(Data records)
-------------------------

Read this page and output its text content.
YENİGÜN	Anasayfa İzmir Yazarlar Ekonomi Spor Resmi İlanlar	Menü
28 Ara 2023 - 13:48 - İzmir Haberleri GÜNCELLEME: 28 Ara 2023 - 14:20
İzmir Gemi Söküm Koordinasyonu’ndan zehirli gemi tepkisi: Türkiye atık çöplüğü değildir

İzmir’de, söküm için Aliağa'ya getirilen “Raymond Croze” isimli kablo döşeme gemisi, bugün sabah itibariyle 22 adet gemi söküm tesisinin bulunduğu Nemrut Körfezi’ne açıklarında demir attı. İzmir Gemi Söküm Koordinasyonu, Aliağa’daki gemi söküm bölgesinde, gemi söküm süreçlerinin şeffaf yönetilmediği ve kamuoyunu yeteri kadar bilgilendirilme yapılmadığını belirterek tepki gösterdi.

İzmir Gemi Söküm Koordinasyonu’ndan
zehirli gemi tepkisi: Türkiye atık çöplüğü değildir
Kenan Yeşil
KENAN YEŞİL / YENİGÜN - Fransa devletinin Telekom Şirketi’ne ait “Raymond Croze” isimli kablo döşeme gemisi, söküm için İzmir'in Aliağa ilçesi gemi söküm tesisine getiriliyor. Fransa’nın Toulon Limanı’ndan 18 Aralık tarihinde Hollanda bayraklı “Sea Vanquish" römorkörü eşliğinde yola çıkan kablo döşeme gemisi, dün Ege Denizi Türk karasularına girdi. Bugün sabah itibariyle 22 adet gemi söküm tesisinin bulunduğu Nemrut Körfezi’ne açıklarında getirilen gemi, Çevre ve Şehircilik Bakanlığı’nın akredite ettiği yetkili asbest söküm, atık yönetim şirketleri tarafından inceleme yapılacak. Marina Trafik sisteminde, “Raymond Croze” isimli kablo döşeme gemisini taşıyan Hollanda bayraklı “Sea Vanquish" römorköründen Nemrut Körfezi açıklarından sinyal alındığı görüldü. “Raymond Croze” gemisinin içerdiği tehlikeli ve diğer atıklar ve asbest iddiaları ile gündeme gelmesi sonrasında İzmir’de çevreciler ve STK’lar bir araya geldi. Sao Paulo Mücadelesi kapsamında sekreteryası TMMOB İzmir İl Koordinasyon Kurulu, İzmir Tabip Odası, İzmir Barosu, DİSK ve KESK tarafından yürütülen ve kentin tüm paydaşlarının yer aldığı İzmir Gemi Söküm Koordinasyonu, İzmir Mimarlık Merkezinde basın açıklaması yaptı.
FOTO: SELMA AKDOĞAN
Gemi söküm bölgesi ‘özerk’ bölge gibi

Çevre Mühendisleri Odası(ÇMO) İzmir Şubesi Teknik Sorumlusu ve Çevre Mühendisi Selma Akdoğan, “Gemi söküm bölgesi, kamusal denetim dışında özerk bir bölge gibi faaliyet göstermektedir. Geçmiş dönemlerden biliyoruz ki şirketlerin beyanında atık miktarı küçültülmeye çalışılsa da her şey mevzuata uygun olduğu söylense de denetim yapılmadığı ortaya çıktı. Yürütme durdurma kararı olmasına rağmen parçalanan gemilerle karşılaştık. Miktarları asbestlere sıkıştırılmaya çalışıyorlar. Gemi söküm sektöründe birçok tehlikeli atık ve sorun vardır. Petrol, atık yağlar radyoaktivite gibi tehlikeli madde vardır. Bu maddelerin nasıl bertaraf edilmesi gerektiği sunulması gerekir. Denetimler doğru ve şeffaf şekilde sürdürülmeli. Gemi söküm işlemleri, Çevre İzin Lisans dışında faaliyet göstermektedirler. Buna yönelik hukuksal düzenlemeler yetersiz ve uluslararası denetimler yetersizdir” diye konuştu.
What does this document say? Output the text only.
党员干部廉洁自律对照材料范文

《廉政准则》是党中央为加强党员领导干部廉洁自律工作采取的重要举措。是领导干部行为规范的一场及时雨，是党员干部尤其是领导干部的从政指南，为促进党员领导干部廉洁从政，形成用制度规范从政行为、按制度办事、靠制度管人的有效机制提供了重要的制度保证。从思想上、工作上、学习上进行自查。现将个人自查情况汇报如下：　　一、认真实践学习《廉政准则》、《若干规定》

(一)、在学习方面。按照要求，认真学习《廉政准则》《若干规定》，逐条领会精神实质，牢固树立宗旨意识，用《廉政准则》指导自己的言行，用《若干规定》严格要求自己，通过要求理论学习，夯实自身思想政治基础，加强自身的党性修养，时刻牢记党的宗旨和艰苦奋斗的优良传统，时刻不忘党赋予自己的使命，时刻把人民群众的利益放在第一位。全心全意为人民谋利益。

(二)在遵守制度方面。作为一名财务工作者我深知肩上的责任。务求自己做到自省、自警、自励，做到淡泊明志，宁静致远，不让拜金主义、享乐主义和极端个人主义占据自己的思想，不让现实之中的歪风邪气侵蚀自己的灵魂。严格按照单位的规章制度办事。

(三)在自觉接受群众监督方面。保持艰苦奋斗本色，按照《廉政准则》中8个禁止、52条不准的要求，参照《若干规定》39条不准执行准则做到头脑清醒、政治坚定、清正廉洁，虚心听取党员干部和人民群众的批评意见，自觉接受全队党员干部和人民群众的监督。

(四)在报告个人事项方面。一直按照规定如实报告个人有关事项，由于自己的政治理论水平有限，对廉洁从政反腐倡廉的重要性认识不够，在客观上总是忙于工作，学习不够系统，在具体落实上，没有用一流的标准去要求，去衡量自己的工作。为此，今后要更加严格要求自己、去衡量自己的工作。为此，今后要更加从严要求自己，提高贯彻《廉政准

-------------------------

## WHAT TO WORK ON
Print again each line of the listing above, exactly as it appears.

## THE OUTPUT
Read this page and output its text content.
YENİGÜN	Anasayfa İzmir Yazarlar Ekonomi Spor Resmi İlanlar	Menü
28 Ara 2023 - 13:48 - İzmir Haberleri GÜNCELLEME: 28 Ara 2023 - 14:20
İzmir Gemi Söküm Koordinasyonu’ndan zehirli gemi tepkisi: Türkiye atık çöplüğü değildir

İzmir’de, söküm için Aliağa'ya getirilen “Raymond Croze” isimli kablo döşeme gemisi, bugün sabah itibariyle 22 adet gemi söküm tesisinin bulunduğu Nemrut Körfezi’ne açıklarında demir attı. İzmir Gemi Söküm Koordinasyonu, Aliağa’daki gemi söküm bölgesinde, gemi söküm süreçlerinin şeffaf yönetilmediği ve kamuoyunu yeteri kadar bilgilendirilme yapılmadığını belirterek tepki gösterdi.

İzmir Gemi Söküm Koordinasyonu’ndan
zehirli gemi tepkisi: Türkiye atık çöplüğü değildir
Kenan Yeşil
KENAN YEŞİL / YENİGÜN - Fransa devletinin Telekom Şirketi’ne ait “Raymond Croze” isimli kablo döşeme gemisi, söküm için İzmir'in Aliağa ilçesi gemi söküm tesisine getiriliyor. Fransa’nın Toulon Limanı’ndan 18 Aralık tarihinde Hollanda bayraklı “Sea Vanquish" römorkörü eşliğinde yola çıkan kablo döşeme gemisi, dün Ege Denizi Türk karasularına girdi. Bugün sabah itibariyle 22 adet gemi söküm tesisinin bulunduğu Nemrut Körfezi’ne açıklarında getirilen gemi, Çevre ve Şehircilik Bakanlığı’nın akredite ettiği yetkili asbest söküm, atık yönetim şirketleri tarafından inceleme yapılacak. Marina Trafik sisteminde, “Raymond Croze” isimli kablo döşeme gemisini taşıyan Hollanda bayraklı “Sea Vanquish" römorköründen Nemrut Körfezi açıklarından sinyal alındığı görüldü. “Raymond Croze” gemisinin içerdiği tehlikeli ve diğer atıklar ve asbest iddiaları ile gündeme gelmesi sonrasında İzmir’de çevreciler ve STK’lar bir araya geldi. Sao Paulo Mücadelesi kapsamında sekreteryası TMMOB İzmir İl Koordinasyon Kurulu, İzmir Tabip Odası, İzmir Barosu, DİSK ve KESK tarafından yürütülen ve kentin tüm paydaşlarının yer aldığı İzmir Gemi Söküm Koordinasyonu, İzmir Mimarlık Merkezinde basın açıklaması yaptı.
FOTO: SELMA AKDOĞAN
Gemi söküm bölgesi ‘özerk’ bölge gibi

Çevre Mühendisleri Odası(ÇMO) İzmir Şubesi Teknik Sorumlusu ve Çevre Mühendisi Selma Akdoğan, “Gemi söküm bölgesi, kamusal denetim dışında özerk bir bölge gibi faaliyet göstermektedir. Geçmiş dönemlerden biliyoruz ki şirketlerin beyanında atık miktarı küçültülmeye çalışılsa da her şey mevzuata uygun olduğu söylense de denetim yapılmadığı ortaya çıktı. Yürütme durdurma kararı olmasına rağmen parçalanan gemilerle karşılaştık. Miktarları asbestlere sıkıştırılmaya çalışıyorlar. Gemi söküm sektöründe birçok tehlikeli atık ve sorun vardır. Petrol, atık yağlar radyoaktivite gibi tehlikeli madde vardır. Bu maddelerin nasıl bertaraf edilmesi gerektiği sunulması gerekir. Denetimler doğru ve şeffaf şekilde sürdürülmeli. Gemi söküm işlemleri, Çevre İzin Lisans dışında faaliyet göstermektedirler. Buna yönelik hukuksal düzenlemeler yetersiz ve uluslararası denetimler yetersizdir” diye konuştu.
What does this document say? Output the text only.
党员干部廉洁自律对照材料范文

《廉政准则》是党中央为加强党员领导干部廉洁自律工作采取的重要举措。是领导干部行为规范的一场及时雨，是党员干部尤其是领导干部的从政指南，为促进党员领导干部廉洁从政，形成用制度规范从政行为、按制度办事、靠制度管人的有效机制提供了重要的制度保证。从思想上、工作上、学习上进行自查。现将个人自查情况汇报如下：　　一、认真实践学习《廉政准则》、《若干规定》

(一)、在学习方面。按照要求，认真学习《廉政准则》《若干规定》，逐条领会精神实质，牢固树立宗旨意识，用《廉政准则》指导自己的言行，用《若干规定》严格要求自己，通过要求理论学习，夯实自身思想政治基础，加强自身的党性修养，时刻牢记党的宗旨和艰苦奋斗的优良传统，时刻不忘党赋予自己的使命，时刻把人民群众的利益放在第一位。全心全意为人民谋利益。

(二)在遵守制度方面。作为一名财务工作者我深知肩上的责任。务求自己做到自省、自警、自励，做到淡泊明志，宁静致远，不让拜金主义、享乐主义和极端个人主义占据自己的思想，不让现实之中的歪风邪气侵蚀自己的灵魂。严格按照单位的规章制度办事。

(三)在自觉接受群众监督方面。保持艰苦奋斗本色，按照《廉政准则》中8个禁止、52条不准的要求，参照《若干规定》39条不准执行准则做到头脑清醒、政治坚定、清正廉洁，虚心听取党员干部和人民群众的批评意见，自觉接受全队党员干部和人民群众的监督。

(四)在报告个人事项方面。一直按照规定如实报告个人有关事项，由于自己的政治理论水平有限，对廉洁从政反腐倡廉的重要性认识不够，在客观上总是忙于工作，学习不够系统，在具体落实上，没有用一流的标准去要求，去衡量自己的工作。为此，今后要更加严格要求自己、去衡量自己的工作。为此，今后要更加从严要求自己，提高贯彻《廉政准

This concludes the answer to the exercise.